[Collected data entries]
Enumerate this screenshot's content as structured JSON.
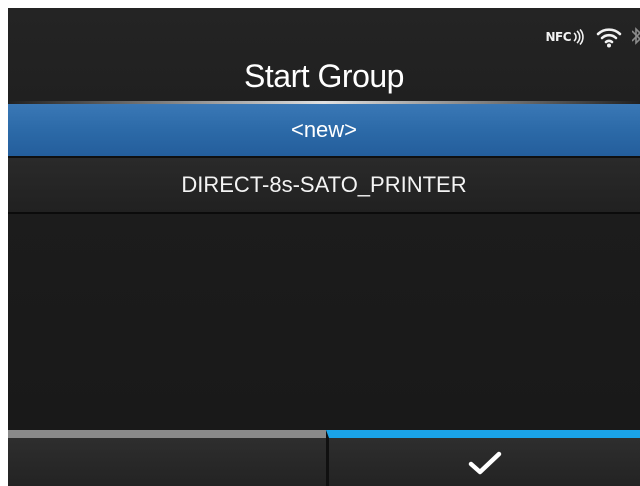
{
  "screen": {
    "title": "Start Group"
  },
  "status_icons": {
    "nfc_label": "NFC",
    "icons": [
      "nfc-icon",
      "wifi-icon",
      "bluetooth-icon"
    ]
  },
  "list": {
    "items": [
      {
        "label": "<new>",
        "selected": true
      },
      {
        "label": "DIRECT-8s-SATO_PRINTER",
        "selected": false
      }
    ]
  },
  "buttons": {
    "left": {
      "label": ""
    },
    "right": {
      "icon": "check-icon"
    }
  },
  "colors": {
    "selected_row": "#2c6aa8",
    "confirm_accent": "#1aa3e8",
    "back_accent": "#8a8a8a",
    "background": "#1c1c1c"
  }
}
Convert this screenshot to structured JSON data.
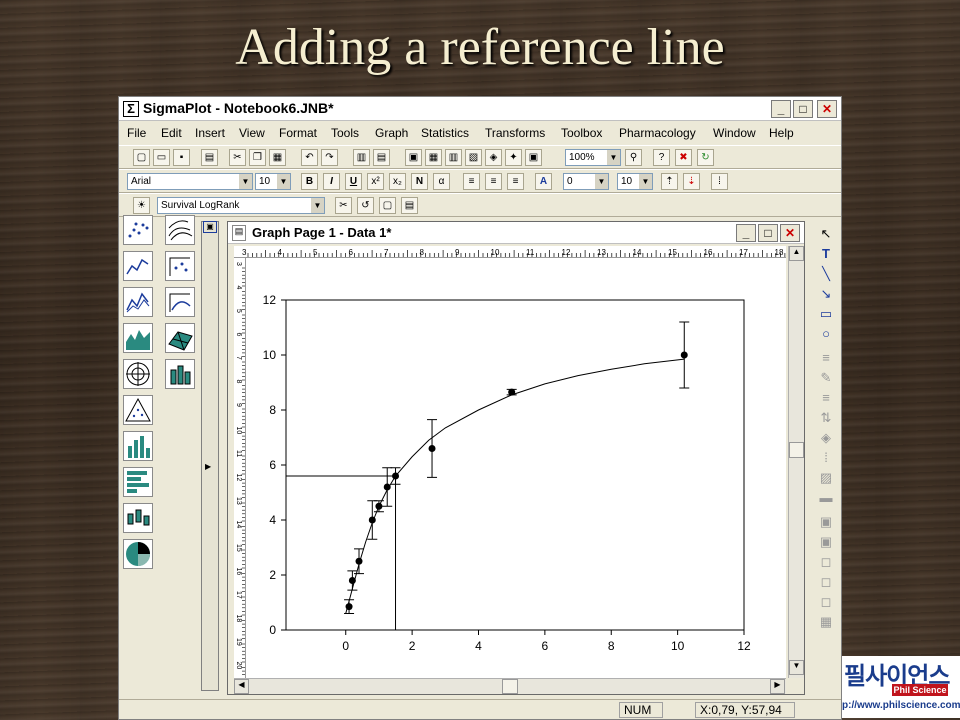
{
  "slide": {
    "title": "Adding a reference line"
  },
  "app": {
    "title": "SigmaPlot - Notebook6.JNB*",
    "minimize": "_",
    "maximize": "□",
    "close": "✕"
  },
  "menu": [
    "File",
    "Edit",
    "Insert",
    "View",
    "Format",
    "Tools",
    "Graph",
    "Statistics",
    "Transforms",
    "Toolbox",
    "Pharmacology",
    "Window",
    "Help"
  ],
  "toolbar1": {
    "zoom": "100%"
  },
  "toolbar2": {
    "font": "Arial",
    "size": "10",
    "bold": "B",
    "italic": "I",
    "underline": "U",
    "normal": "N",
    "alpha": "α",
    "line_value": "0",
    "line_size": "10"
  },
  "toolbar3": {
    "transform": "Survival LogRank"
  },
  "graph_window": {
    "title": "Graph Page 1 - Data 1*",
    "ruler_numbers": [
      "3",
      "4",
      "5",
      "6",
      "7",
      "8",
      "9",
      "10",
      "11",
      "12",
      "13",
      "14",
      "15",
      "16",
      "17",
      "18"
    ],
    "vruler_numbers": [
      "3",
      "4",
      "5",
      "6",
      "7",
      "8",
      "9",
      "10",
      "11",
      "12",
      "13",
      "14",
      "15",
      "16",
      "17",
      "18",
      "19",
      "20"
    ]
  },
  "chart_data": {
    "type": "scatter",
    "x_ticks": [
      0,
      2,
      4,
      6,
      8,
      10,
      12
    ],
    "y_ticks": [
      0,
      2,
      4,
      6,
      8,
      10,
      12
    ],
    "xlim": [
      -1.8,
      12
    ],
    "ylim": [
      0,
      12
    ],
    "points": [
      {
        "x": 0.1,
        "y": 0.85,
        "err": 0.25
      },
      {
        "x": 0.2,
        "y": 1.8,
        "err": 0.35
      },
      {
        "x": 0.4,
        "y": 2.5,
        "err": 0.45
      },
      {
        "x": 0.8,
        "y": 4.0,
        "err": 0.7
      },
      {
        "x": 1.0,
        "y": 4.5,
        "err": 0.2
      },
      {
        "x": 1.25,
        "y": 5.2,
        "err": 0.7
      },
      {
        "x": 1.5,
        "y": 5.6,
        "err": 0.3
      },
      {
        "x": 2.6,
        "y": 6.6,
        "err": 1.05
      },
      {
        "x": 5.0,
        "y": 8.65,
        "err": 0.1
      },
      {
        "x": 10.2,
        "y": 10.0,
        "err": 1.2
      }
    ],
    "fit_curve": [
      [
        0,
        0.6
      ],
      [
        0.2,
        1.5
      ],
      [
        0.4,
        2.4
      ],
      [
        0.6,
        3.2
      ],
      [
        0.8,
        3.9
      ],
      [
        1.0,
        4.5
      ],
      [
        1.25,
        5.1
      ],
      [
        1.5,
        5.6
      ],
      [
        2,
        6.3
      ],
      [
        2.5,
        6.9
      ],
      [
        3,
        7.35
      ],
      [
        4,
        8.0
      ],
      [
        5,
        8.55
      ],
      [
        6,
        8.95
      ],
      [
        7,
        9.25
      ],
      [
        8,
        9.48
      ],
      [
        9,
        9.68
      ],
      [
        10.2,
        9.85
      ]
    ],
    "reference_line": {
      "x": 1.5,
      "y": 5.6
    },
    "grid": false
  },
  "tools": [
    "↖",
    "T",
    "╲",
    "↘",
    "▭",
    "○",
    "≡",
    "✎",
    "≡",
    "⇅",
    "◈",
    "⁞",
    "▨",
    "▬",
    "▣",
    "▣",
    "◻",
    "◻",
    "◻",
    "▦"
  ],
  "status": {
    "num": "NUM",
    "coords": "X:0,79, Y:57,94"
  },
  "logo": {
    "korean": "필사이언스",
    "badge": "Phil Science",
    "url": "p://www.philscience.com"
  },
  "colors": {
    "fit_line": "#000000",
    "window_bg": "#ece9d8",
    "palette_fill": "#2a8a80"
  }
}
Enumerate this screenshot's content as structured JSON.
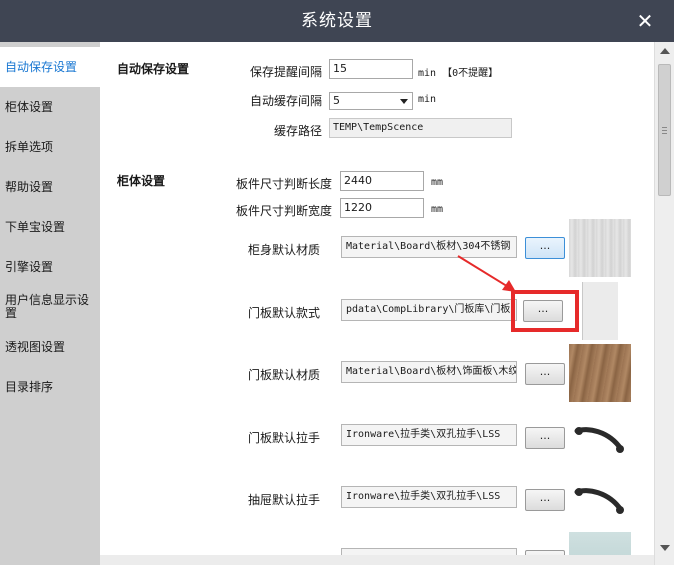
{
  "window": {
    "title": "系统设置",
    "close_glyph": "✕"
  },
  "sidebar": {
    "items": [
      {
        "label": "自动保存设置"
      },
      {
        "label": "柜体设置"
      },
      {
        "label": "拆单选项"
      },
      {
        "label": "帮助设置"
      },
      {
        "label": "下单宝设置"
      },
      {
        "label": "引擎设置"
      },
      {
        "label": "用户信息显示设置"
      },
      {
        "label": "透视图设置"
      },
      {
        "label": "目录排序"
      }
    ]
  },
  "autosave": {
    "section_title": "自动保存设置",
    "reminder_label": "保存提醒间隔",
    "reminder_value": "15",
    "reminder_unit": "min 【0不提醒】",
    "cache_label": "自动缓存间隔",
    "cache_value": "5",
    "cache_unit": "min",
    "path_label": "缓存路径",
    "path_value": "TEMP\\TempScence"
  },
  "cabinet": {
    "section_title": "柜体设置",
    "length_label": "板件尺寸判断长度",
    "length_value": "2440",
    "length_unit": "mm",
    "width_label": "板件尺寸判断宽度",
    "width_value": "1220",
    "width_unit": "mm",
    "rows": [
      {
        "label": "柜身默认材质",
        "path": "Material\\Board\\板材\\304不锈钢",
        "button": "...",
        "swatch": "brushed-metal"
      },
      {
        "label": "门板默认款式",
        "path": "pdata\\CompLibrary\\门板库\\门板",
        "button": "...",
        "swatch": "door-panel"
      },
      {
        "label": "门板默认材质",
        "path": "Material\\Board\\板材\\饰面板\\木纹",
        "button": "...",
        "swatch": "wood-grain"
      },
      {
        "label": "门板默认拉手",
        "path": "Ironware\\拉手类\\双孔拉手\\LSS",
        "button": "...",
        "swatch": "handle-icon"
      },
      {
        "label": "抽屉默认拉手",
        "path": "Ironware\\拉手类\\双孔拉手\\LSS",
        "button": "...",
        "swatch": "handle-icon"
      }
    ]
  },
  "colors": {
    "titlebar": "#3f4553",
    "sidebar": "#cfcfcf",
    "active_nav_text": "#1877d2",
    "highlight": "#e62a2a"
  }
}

INSTRUCTIONS FOR THE TASK:
Retype the whole listing, keeping every line identical and omitting all pictures.

TASK OUTPUT:
Enumerate this screenshot's content as structured JSON.
{
  "screen": {
    "title": "Start Group"
  },
  "status_icons": {
    "nfc_label": "NFC",
    "icons": [
      "nfc-icon",
      "wifi-icon",
      "bluetooth-icon"
    ]
  },
  "list": {
    "items": [
      {
        "label": "<new>",
        "selected": true
      },
      {
        "label": "DIRECT-8s-SATO_PRINTER",
        "selected": false
      }
    ]
  },
  "buttons": {
    "left": {
      "label": ""
    },
    "right": {
      "icon": "check-icon"
    }
  },
  "colors": {
    "selected_row": "#2c6aa8",
    "confirm_accent": "#1aa3e8",
    "back_accent": "#8a8a8a",
    "background": "#1c1c1c"
  }
}
Convert this screenshot to structured JSON data.
{
  "slide": {
    "title": "Adding a reference line"
  },
  "app": {
    "title": "SigmaPlot - Notebook6.JNB*",
    "minimize": "_",
    "maximize": "□",
    "close": "✕"
  },
  "menu": [
    "File",
    "Edit",
    "Insert",
    "View",
    "Format",
    "Tools",
    "Graph",
    "Statistics",
    "Transforms",
    "Toolbox",
    "Pharmacology",
    "Window",
    "Help"
  ],
  "toolbar1": {
    "zoom": "100%"
  },
  "toolbar2": {
    "font": "Arial",
    "size": "10",
    "bold": "B",
    "italic": "I",
    "underline": "U",
    "normal": "N",
    "alpha": "α",
    "line_value": "0",
    "line_size": "10"
  },
  "toolbar3": {
    "transform": "Survival LogRank"
  },
  "graph_window": {
    "title": "Graph Page 1 - Data 1*",
    "ruler_numbers": [
      "3",
      "4",
      "5",
      "6",
      "7",
      "8",
      "9",
      "10",
      "11",
      "12",
      "13",
      "14",
      "15",
      "16",
      "17",
      "18"
    ],
    "vruler_numbers": [
      "3",
      "4",
      "5",
      "6",
      "7",
      "8",
      "9",
      "10",
      "11",
      "12",
      "13",
      "14",
      "15",
      "16",
      "17",
      "18",
      "19",
      "20"
    ]
  },
  "chart_data": {
    "type": "scatter",
    "x_ticks": [
      0,
      2,
      4,
      6,
      8,
      10,
      12
    ],
    "y_ticks": [
      0,
      2,
      4,
      6,
      8,
      10,
      12
    ],
    "xlim": [
      -1.8,
      12
    ],
    "ylim": [
      0,
      12
    ],
    "points": [
      {
        "x": 0.1,
        "y": 0.85,
        "err": 0.25
      },
      {
        "x": 0.2,
        "y": 1.8,
        "err": 0.35
      },
      {
        "x": 0.4,
        "y": 2.5,
        "err": 0.45
      },
      {
        "x": 0.8,
        "y": 4.0,
        "err": 0.7
      },
      {
        "x": 1.0,
        "y": 4.5,
        "err": 0.2
      },
      {
        "x": 1.25,
        "y": 5.2,
        "err": 0.7
      },
      {
        "x": 1.5,
        "y": 5.6,
        "err": 0.3
      },
      {
        "x": 2.6,
        "y": 6.6,
        "err": 1.05
      },
      {
        "x": 5.0,
        "y": 8.65,
        "err": 0.1
      },
      {
        "x": 10.2,
        "y": 10.0,
        "err": 1.2
      }
    ],
    "fit_curve": [
      [
        0,
        0.6
      ],
      [
        0.2,
        1.5
      ],
      [
        0.4,
        2.4
      ],
      [
        0.6,
        3.2
      ],
      [
        0.8,
        3.9
      ],
      [
        1.0,
        4.5
      ],
      [
        1.25,
        5.1
      ],
      [
        1.5,
        5.6
      ],
      [
        2,
        6.3
      ],
      [
        2.5,
        6.9
      ],
      [
        3,
        7.35
      ],
      [
        4,
        8.0
      ],
      [
        5,
        8.55
      ],
      [
        6,
        8.95
      ],
      [
        7,
        9.25
      ],
      [
        8,
        9.48
      ],
      [
        9,
        9.68
      ],
      [
        10.2,
        9.85
      ]
    ],
    "reference_line": {
      "x": 1.5,
      "y": 5.6
    },
    "grid": false
  },
  "tools": [
    "↖",
    "T",
    "╲",
    "↘",
    "▭",
    "○",
    "≡",
    "✎",
    "≡",
    "⇅",
    "◈",
    "⁞",
    "▨",
    "▬",
    "▣",
    "▣",
    "◻",
    "◻",
    "◻",
    "▦"
  ],
  "status": {
    "num": "NUM",
    "coords": "X:0,79, Y:57,94"
  },
  "logo": {
    "korean": "필사이언스",
    "badge": "Phil Science",
    "url": "p://www.philscience.com"
  },
  "colors": {
    "fit_line": "#000000",
    "window_bg": "#ece9d8",
    "palette_fill": "#2a8a80"
  }
}
Enumerate this screenshot's content as structured JSON.
{
  "window": {
    "title": "系统设置",
    "close_glyph": "✕"
  },
  "sidebar": {
    "items": [
      {
        "label": "自动保存设置"
      },
      {
        "label": "柜体设置"
      },
      {
        "label": "拆单选项"
      },
      {
        "label": "帮助设置"
      },
      {
        "label": "下单宝设置"
      },
      {
        "label": "引擎设置"
      },
      {
        "label": "用户信息显示设置"
      },
      {
        "label": "透视图设置"
      },
      {
        "label": "目录排序"
      }
    ]
  },
  "autosave": {
    "section_title": "自动保存设置",
    "reminder_label": "保存提醒间隔",
    "reminder_value": "15",
    "reminder_unit": "min 【0不提醒】",
    "cache_label": "自动缓存间隔",
    "cache_value": "5",
    "cache_unit": "min",
    "path_label": "缓存路径",
    "path_value": "TEMP\\TempScence"
  },
  "cabinet": {
    "section_title": "柜体设置",
    "length_label": "板件尺寸判断长度",
    "length_value": "2440",
    "length_unit": "mm",
    "width_label": "板件尺寸判断宽度",
    "width_value": "1220",
    "width_unit": "mm",
    "rows": [
      {
        "label": "柜身默认材质",
        "path": "Material\\Board\\板材\\304不锈钢",
        "button": "...",
        "swatch": "brushed-metal"
      },
      {
        "label": "门板默认款式",
        "path": "pdata\\CompLibrary\\门板库\\门板",
        "button": "...",
        "swatch": "door-panel"
      },
      {
        "label": "门板默认材质",
        "path": "Material\\Board\\板材\\饰面板\\木纹",
        "button": "...",
        "swatch": "wood-grain"
      },
      {
        "label": "门板默认拉手",
        "path": "Ironware\\拉手类\\双孔拉手\\LSS",
        "button": "...",
        "swatch": "handle-icon"
      },
      {
        "label": "抽屉默认拉手",
        "path": "Ironware\\拉手类\\双孔拉手\\LSS",
        "button": "...",
        "swatch": "handle-icon"
      }
    ]
  },
  "colors": {
    "titlebar": "#3f4553",
    "sidebar": "#cfcfcf",
    "active_nav_text": "#1877d2",
    "highlight": "#e62a2a"
  }
}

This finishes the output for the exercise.